- [Work required]:
Write out the records below word for word, please.
+-------+
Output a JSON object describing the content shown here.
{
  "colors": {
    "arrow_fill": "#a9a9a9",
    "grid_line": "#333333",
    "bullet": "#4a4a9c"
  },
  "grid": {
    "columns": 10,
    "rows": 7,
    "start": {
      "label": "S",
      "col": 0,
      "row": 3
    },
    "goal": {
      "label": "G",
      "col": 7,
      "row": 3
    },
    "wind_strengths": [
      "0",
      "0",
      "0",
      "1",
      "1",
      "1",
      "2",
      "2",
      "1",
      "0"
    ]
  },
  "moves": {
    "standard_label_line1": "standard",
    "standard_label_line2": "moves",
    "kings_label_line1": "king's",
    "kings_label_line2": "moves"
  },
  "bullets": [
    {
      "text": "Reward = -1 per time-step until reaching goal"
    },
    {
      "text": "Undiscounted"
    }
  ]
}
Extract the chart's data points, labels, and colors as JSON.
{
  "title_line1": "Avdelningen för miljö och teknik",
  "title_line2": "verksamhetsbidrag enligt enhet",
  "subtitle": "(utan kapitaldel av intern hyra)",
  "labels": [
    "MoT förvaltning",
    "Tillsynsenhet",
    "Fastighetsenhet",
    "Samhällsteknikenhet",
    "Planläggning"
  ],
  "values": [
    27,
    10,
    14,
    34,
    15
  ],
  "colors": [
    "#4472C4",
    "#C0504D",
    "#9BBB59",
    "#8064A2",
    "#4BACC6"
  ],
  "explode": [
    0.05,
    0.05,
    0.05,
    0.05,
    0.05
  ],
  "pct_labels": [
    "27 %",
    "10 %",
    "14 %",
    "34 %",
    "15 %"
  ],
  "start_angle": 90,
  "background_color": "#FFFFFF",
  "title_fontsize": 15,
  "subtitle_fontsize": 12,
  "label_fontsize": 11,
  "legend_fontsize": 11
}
+-------+
- [Reply]:
Output a JSON object describing the content shown here.
{
  "colors": {
    "arrow_fill": "#a9a9a9",
    "grid_line": "#333333",
    "bullet": "#4a4a9c"
  },
  "grid": {
    "columns": 10,
    "rows": 7,
    "start": {
      "label": "S",
      "col": 0,
      "row": 3
    },
    "goal": {
      "label": "G",
      "col": 7,
      "row": 3
    },
    "wind_strengths": [
      "0",
      "0",
      "0",
      "1",
      "1",
      "1",
      "2",
      "2",
      "1",
      "0"
    ]
  },
  "moves": {
    "standard_label_line1": "standard",
    "standard_label_line2": "moves",
    "kings_label_line1": "king's",
    "kings_label_line2": "moves"
  },
  "bullets": [
    {
      "text": "Reward = -1 per time-step until reaching goal"
    },
    {
      "text": "Undiscounted"
    }
  ]
}
Extract the chart's data points, labels, and colors as JSON.
{
  "title_line1": "Avdelningen för miljö och teknik",
  "title_line2": "verksamhetsbidrag enligt enhet",
  "subtitle": "(utan kapitaldel av intern hyra)",
  "labels": [
    "MoT förvaltning",
    "Tillsynsenhet",
    "Fastighetsenhet",
    "Samhällsteknikenhet",
    "Planläggning"
  ],
  "values": [
    27,
    10,
    14,
    34,
    15
  ],
  "colors": [
    "#4472C4",
    "#C0504D",
    "#9BBB59",
    "#8064A2",
    "#4BACC6"
  ],
  "explode": [
    0.05,
    0.05,
    0.05,
    0.05,
    0.05
  ],
  "pct_labels": [
    "27 %",
    "10 %",
    "14 %",
    "34 %",
    "15 %"
  ],
  "start_angle": 90,
  "background_color": "#FFFFFF",
  "title_fontsize": 15,
  "subtitle_fontsize": 12,
  "label_fontsize": 11,
  "legend_fontsize": 11
}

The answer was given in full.